## Provided information
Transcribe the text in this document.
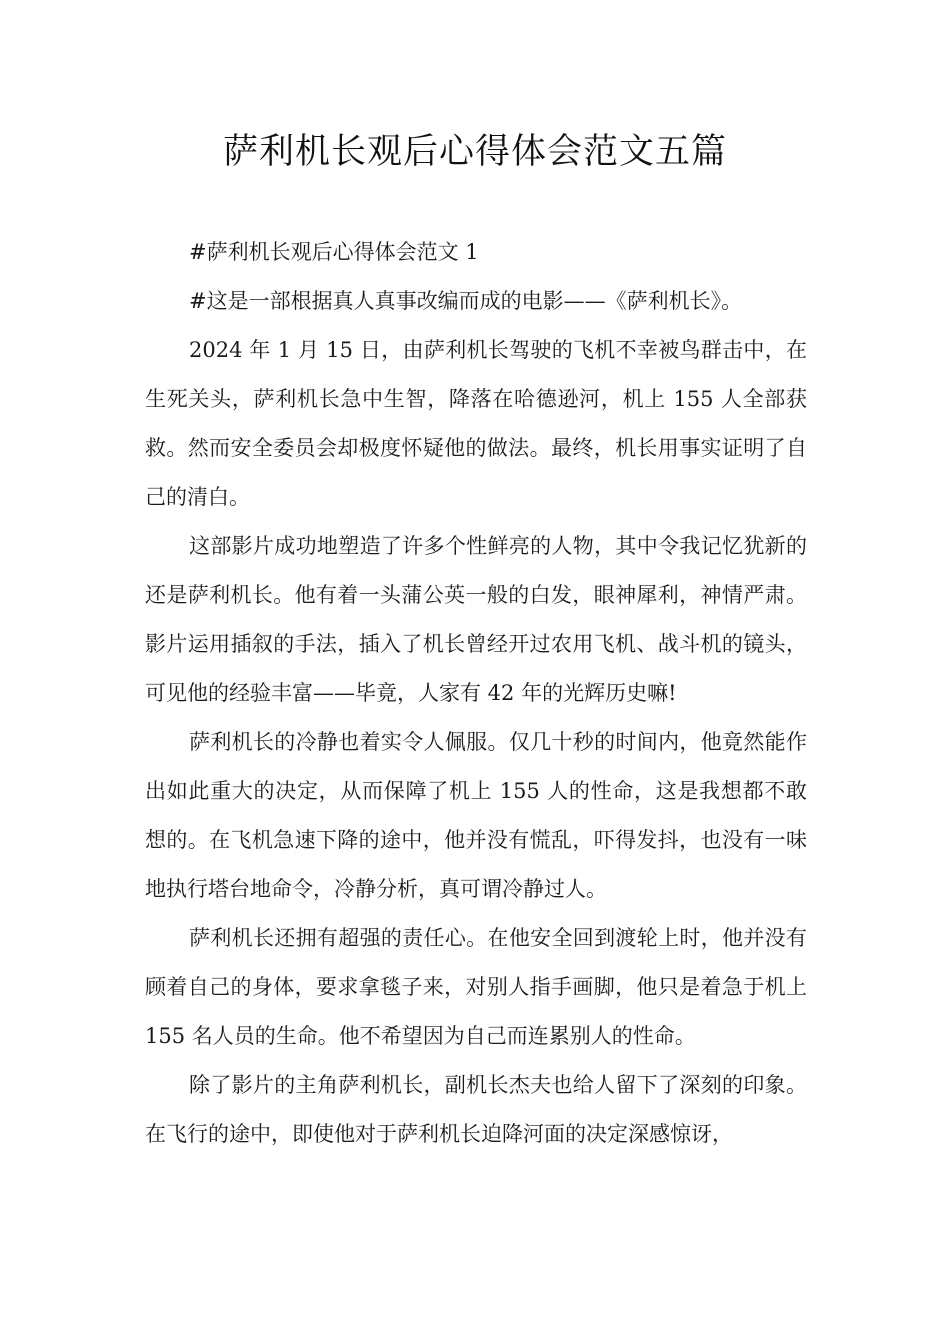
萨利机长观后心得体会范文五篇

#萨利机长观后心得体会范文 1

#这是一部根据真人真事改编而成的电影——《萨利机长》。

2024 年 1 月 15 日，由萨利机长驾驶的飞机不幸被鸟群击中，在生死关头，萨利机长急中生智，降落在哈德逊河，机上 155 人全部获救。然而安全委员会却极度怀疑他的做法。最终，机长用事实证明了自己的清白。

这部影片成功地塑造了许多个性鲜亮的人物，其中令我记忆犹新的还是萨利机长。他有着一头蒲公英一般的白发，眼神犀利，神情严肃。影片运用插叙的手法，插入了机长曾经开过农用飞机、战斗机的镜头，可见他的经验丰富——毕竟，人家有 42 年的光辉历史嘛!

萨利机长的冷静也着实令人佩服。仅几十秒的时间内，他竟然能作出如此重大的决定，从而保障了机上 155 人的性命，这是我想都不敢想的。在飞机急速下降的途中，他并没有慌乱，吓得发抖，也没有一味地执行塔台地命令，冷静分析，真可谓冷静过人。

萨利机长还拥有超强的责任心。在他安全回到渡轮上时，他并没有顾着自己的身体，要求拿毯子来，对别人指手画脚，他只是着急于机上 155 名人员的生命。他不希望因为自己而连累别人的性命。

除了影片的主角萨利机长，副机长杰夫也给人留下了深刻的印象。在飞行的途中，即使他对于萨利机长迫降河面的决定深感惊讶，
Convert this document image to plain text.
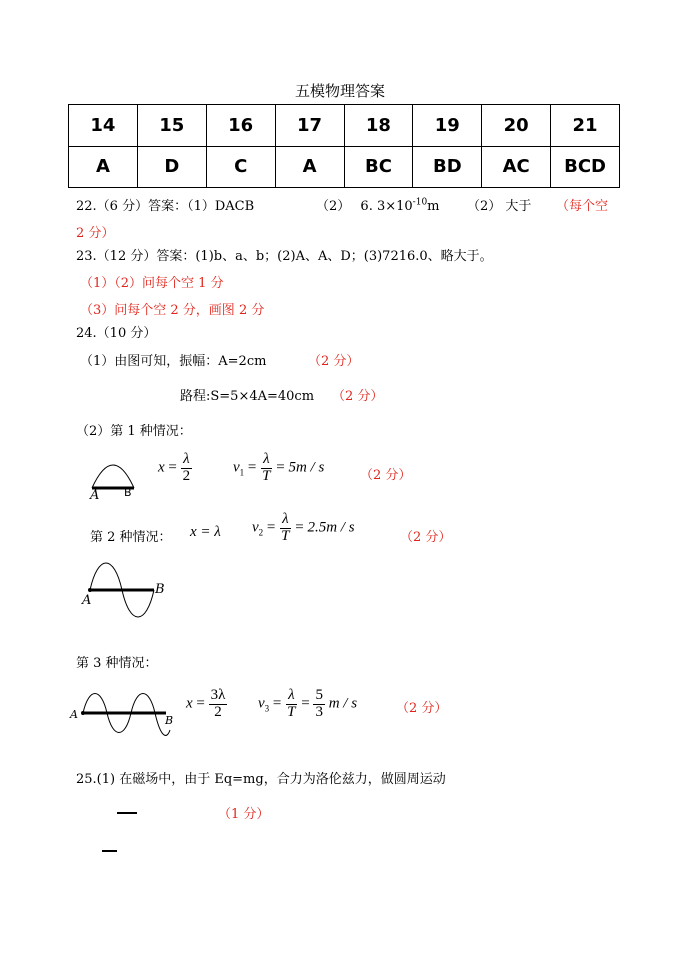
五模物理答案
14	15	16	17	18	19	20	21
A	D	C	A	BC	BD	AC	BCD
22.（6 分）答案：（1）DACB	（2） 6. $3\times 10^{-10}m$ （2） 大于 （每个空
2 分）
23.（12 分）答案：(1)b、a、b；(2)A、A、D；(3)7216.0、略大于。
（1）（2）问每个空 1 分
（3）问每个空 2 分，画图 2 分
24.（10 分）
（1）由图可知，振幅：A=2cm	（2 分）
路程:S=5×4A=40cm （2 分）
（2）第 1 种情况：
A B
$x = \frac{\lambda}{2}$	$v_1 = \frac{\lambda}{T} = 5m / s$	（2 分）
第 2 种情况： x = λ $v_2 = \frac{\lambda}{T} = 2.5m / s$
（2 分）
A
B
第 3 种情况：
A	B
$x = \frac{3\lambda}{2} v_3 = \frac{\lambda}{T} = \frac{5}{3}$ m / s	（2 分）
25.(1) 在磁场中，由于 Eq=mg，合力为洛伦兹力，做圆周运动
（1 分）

## What to do
A faithful copy of the records above is needed, with the pictures left out.

## Written answer
Transcribe the text in this document.
萨利机长观后心得体会范文五篇

#萨利机长观后心得体会范文 1

#这是一部根据真人真事改编而成的电影——《萨利机长》。

2024 年 1 月 15 日，由萨利机长驾驶的飞机不幸被鸟群击中，在生死关头，萨利机长急中生智，降落在哈德逊河，机上 155 人全部获救。然而安全委员会却极度怀疑他的做法。最终，机长用事实证明了自己的清白。

这部影片成功地塑造了许多个性鲜亮的人物，其中令我记忆犹新的还是萨利机长。他有着一头蒲公英一般的白发，眼神犀利，神情严肃。影片运用插叙的手法，插入了机长曾经开过农用飞机、战斗机的镜头，可见他的经验丰富——毕竟，人家有 42 年的光辉历史嘛!

萨利机长的冷静也着实令人佩服。仅几十秒的时间内，他竟然能作出如此重大的决定，从而保障了机上 155 人的性命，这是我想都不敢想的。在飞机急速下降的途中，他并没有慌乱，吓得发抖，也没有一味地执行塔台地命令，冷静分析，真可谓冷静过人。

萨利机长还拥有超强的责任心。在他安全回到渡轮上时，他并没有顾着自己的身体，要求拿毯子来，对别人指手画脚，他只是着急于机上 155 名人员的生命。他不希望因为自己而连累别人的性命。

除了影片的主角萨利机长，副机长杰夫也给人留下了深刻的印象。在飞行的途中，即使他对于萨利机长迫降河面的决定深感惊讶，
Convert this document image to plain text.
五模物理答案
14	15	16	17	18	19	20	21
A	D	C	A	BC	BD	AC	BCD
22.（6 分）答案：（1）DACB	（2） 6. $3\times 10^{-10}m$ （2） 大于 （每个空
2 分）
23.（12 分）答案：(1)b、a、b；(2)A、A、D；(3)7216.0、略大于。
（1）（2）问每个空 1 分
（3）问每个空 2 分，画图 2 分
24.（10 分）
（1）由图可知，振幅：A=2cm	（2 分）
路程:S=5×4A=40cm （2 分）
（2）第 1 种情况：
A B
$x = \frac{\lambda}{2}$	$v_1 = \frac{\lambda}{T} = 5m / s$	（2 分）
第 2 种情况： x = λ $v_2 = \frac{\lambda}{T} = 2.5m / s$
（2 分）
A
B
第 3 种情况：
A	B
$x = \frac{3\lambda}{2} v_3 = \frac{\lambda}{T} = \frac{5}{3}$ m / s	（2 分）
25.(1) 在磁场中，由于 Eq=mg，合力为洛伦兹力，做圆周运动
（1 分）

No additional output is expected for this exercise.